Below are the records; reproduce all of them exactly but without any images.

++++

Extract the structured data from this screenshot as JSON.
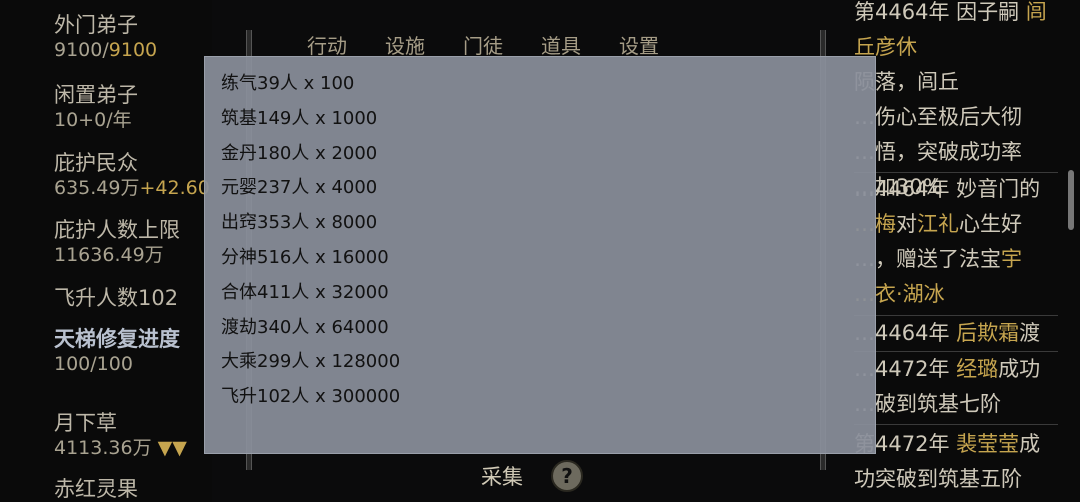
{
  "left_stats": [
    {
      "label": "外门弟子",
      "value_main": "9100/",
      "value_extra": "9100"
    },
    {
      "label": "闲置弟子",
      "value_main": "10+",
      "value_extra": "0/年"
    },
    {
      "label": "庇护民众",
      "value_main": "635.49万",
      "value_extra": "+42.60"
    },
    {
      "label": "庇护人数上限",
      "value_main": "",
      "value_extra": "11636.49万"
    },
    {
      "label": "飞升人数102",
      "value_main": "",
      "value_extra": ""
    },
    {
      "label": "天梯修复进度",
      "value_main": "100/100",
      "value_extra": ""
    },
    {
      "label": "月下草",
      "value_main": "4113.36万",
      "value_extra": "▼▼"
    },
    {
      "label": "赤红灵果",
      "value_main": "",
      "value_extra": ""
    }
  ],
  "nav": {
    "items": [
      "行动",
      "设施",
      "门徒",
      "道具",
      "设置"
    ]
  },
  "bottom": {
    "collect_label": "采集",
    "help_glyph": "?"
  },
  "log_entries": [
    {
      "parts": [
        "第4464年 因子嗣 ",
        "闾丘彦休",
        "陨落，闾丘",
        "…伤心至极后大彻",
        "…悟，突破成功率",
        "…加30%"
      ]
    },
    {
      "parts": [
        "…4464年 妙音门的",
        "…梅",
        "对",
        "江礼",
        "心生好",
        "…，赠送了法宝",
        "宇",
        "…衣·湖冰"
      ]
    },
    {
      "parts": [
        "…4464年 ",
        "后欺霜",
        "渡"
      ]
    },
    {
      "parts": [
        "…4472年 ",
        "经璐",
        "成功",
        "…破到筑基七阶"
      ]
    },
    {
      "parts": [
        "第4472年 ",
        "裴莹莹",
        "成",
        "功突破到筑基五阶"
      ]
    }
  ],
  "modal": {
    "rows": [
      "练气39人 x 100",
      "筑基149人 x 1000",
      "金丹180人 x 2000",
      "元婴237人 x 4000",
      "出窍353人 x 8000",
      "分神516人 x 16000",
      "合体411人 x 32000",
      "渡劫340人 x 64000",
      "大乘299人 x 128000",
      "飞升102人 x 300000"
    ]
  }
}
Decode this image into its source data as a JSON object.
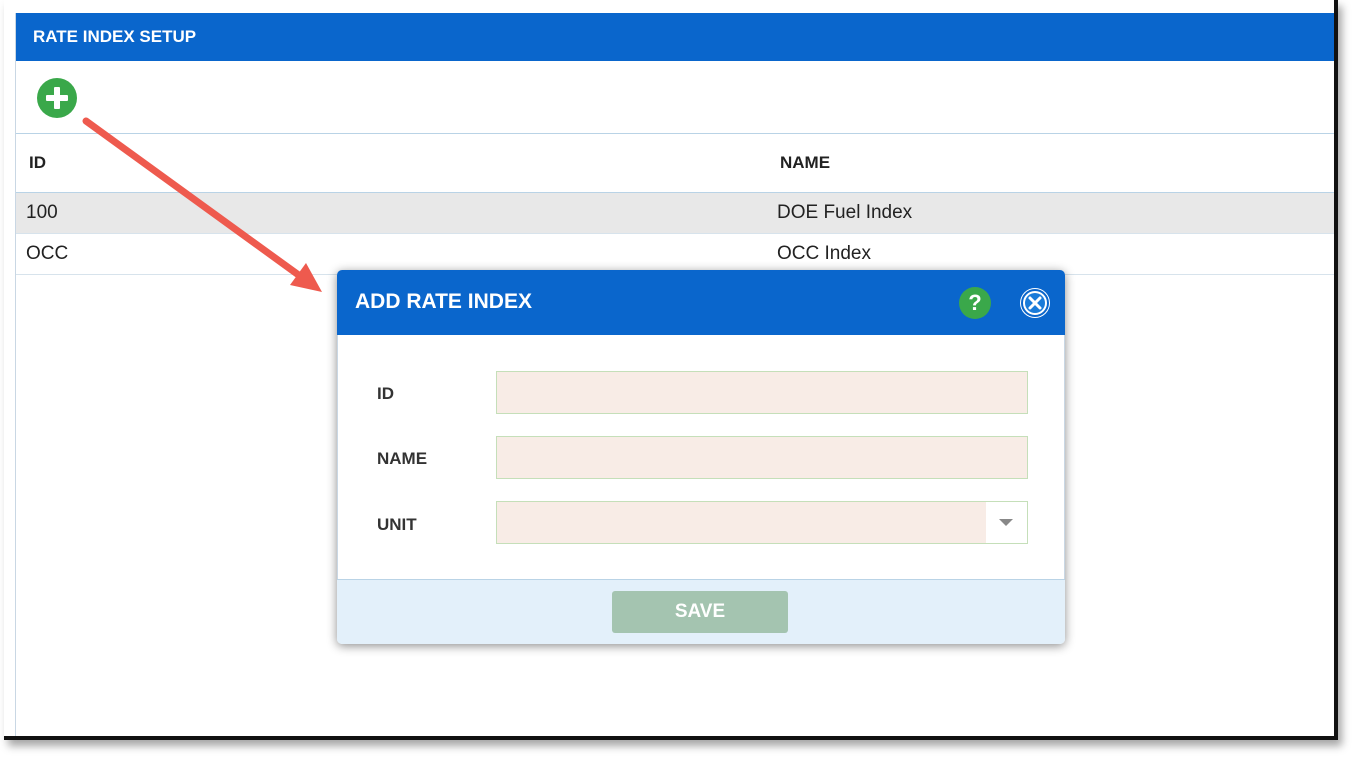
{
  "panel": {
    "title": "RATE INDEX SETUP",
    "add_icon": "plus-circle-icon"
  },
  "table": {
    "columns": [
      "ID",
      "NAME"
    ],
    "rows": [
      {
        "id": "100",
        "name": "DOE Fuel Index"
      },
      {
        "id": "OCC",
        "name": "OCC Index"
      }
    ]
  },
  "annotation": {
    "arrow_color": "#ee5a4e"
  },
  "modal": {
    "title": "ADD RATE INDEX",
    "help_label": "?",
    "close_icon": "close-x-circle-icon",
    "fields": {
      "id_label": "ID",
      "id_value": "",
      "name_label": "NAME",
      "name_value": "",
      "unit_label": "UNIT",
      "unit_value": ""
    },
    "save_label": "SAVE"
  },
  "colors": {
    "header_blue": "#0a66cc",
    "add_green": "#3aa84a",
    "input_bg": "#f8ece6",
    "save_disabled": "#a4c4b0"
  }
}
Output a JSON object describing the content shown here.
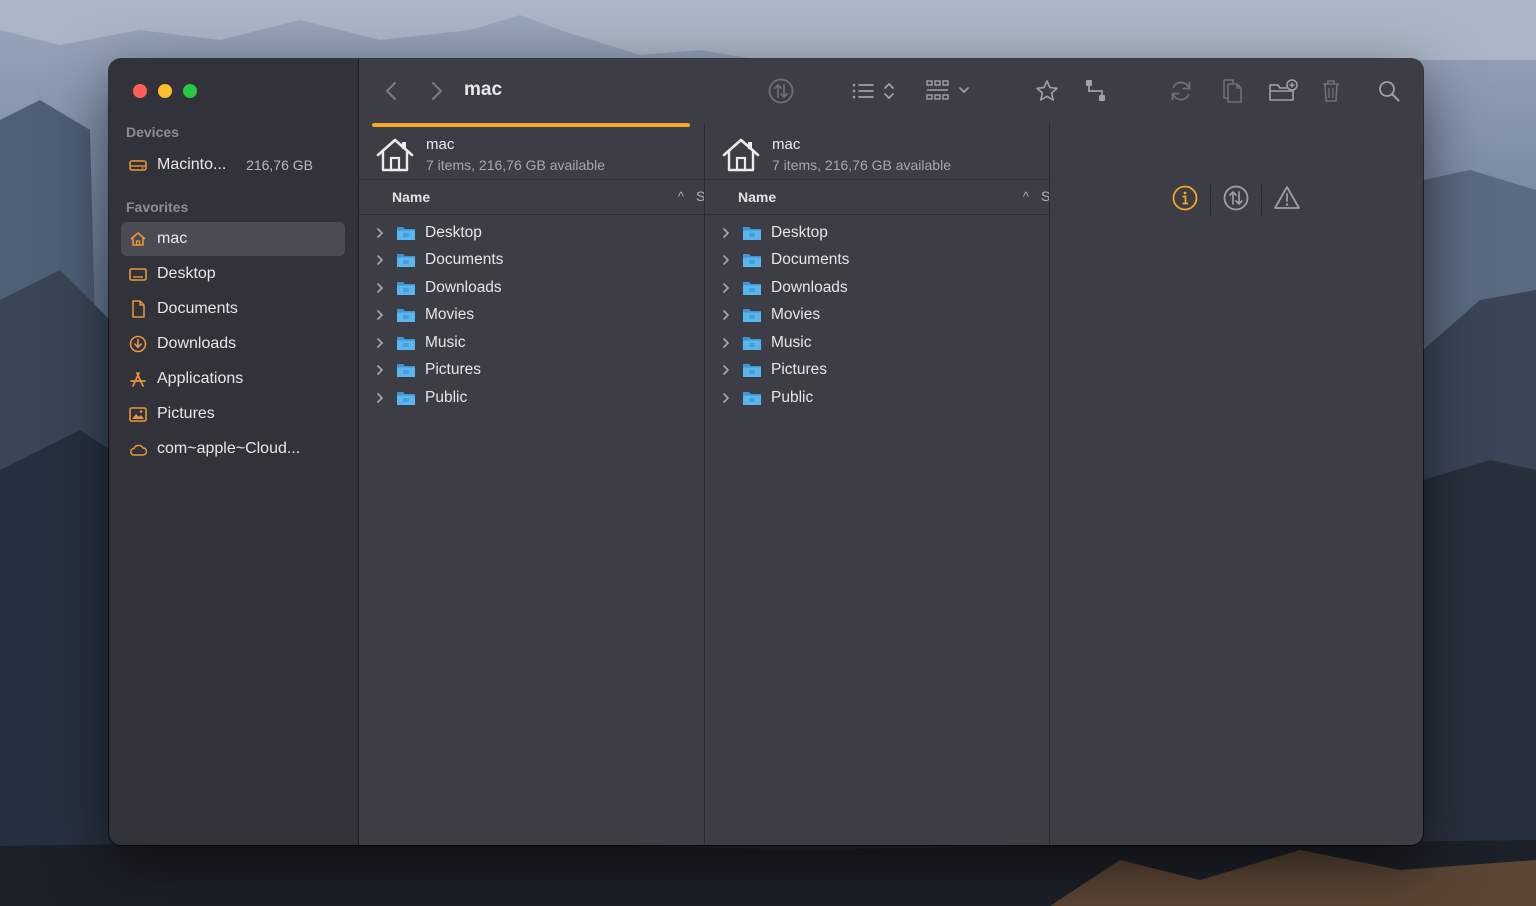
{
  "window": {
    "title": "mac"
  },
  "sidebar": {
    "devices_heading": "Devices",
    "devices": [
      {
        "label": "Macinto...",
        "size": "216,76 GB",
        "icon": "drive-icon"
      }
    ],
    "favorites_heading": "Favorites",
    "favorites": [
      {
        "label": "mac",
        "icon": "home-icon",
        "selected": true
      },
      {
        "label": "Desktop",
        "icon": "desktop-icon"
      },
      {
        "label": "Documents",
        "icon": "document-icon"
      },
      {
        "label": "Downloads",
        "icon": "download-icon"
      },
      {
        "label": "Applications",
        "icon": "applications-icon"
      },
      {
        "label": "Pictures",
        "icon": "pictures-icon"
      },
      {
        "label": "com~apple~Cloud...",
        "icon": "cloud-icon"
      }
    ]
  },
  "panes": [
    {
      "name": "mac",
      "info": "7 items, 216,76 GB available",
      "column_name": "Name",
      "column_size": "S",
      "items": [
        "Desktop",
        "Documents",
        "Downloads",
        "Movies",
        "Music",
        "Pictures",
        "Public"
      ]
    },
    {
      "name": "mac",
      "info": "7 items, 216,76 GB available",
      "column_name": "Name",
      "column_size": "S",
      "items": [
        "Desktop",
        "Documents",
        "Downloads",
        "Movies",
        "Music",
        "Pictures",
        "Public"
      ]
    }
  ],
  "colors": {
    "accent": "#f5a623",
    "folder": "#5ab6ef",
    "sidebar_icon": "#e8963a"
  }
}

++++

The answer:
Extract the structured data from this screenshot as JSON.
{
  "left_stats": [
    {
      "label": "外门弟子",
      "value_main": "9100/",
      "value_extra": "9100"
    },
    {
      "label": "闲置弟子",
      "value_main": "10+",
      "value_extra": "0/年"
    },
    {
      "label": "庇护民众",
      "value_main": "635.49万",
      "value_extra": "+42.60"
    },
    {
      "label": "庇护人数上限",
      "value_main": "",
      "value_extra": "11636.49万"
    },
    {
      "label": "飞升人数102",
      "value_main": "",
      "value_extra": ""
    },
    {
      "label": "天梯修复进度",
      "value_main": "100/100",
      "value_extra": ""
    },
    {
      "label": "月下草",
      "value_main": "4113.36万",
      "value_extra": "▼▼"
    },
    {
      "label": "赤红灵果",
      "value_main": "",
      "value_extra": ""
    }
  ],
  "nav": {
    "items": [
      "行动",
      "设施",
      "门徒",
      "道具",
      "设置"
    ]
  },
  "bottom": {
    "collect_label": "采集",
    "help_glyph": "?"
  },
  "log_entries": [
    {
      "parts": [
        "第4464年 因子嗣 ",
        "闾丘彦休",
        "陨落，闾丘",
        "…伤心至极后大彻",
        "…悟，突破成功率",
        "…加30%"
      ]
    },
    {
      "parts": [
        "…4464年 妙音门的",
        "…梅",
        "对",
        "江礼",
        "心生好",
        "…，赠送了法宝",
        "宇",
        "…衣·湖冰"
      ]
    },
    {
      "parts": [
        "…4464年 ",
        "后欺霜",
        "渡"
      ]
    },
    {
      "parts": [
        "…4472年 ",
        "经璐",
        "成功",
        "…破到筑基七阶"
      ]
    },
    {
      "parts": [
        "第4472年 ",
        "裴莹莹",
        "成",
        "功突破到筑基五阶"
      ]
    }
  ],
  "modal": {
    "rows": [
      "练气39人 x 100",
      "筑基149人 x 1000",
      "金丹180人 x 2000",
      "元婴237人 x 4000",
      "出窍353人 x 8000",
      "分神516人 x 16000",
      "合体411人 x 32000",
      "渡劫340人 x 64000",
      "大乘299人 x 128000",
      "飞升102人 x 300000"
    ]
  }
}
Decode this image into its source data as a JSON object.
{
  "panel": {
    "title": "RATE INDEX SETUP",
    "add_icon": "plus-circle-icon"
  },
  "table": {
    "columns": [
      "ID",
      "NAME"
    ],
    "rows": [
      {
        "id": "100",
        "name": "DOE Fuel Index"
      },
      {
        "id": "OCC",
        "name": "OCC Index"
      }
    ]
  },
  "annotation": {
    "arrow_color": "#ee5a4e"
  },
  "modal": {
    "title": "ADD RATE INDEX",
    "help_label": "?",
    "close_icon": "close-x-circle-icon",
    "fields": {
      "id_label": "ID",
      "id_value": "",
      "name_label": "NAME",
      "name_value": "",
      "unit_label": "UNIT",
      "unit_value": ""
    },
    "save_label": "SAVE"
  },
  "colors": {
    "header_blue": "#0a66cc",
    "add_green": "#3aa84a",
    "input_bg": "#f8ece6",
    "save_disabled": "#a4c4b0"
  }
}
Output a JSON object describing the content shown here.
{
  "window": {
    "title": "mac"
  },
  "sidebar": {
    "devices_heading": "Devices",
    "devices": [
      {
        "label": "Macinto...",
        "size": "216,76 GB",
        "icon": "drive-icon"
      }
    ],
    "favorites_heading": "Favorites",
    "favorites": [
      {
        "label": "mac",
        "icon": "home-icon",
        "selected": true
      },
      {
        "label": "Desktop",
        "icon": "desktop-icon"
      },
      {
        "label": "Documents",
        "icon": "document-icon"
      },
      {
        "label": "Downloads",
        "icon": "download-icon"
      },
      {
        "label": "Applications",
        "icon": "applications-icon"
      },
      {
        "label": "Pictures",
        "icon": "pictures-icon"
      },
      {
        "label": "com~apple~Cloud...",
        "icon": "cloud-icon"
      }
    ]
  },
  "panes": [
    {
      "name": "mac",
      "info": "7 items, 216,76 GB available",
      "column_name": "Name",
      "column_size": "S",
      "items": [
        "Desktop",
        "Documents",
        "Downloads",
        "Movies",
        "Music",
        "Pictures",
        "Public"
      ]
    },
    {
      "name": "mac",
      "info": "7 items, 216,76 GB available",
      "column_name": "Name",
      "column_size": "S",
      "items": [
        "Desktop",
        "Documents",
        "Downloads",
        "Movies",
        "Music",
        "Pictures",
        "Public"
      ]
    }
  ],
  "colors": {
    "accent": "#f5a623",
    "folder": "#5ab6ef",
    "sidebar_icon": "#e8963a"
  }
}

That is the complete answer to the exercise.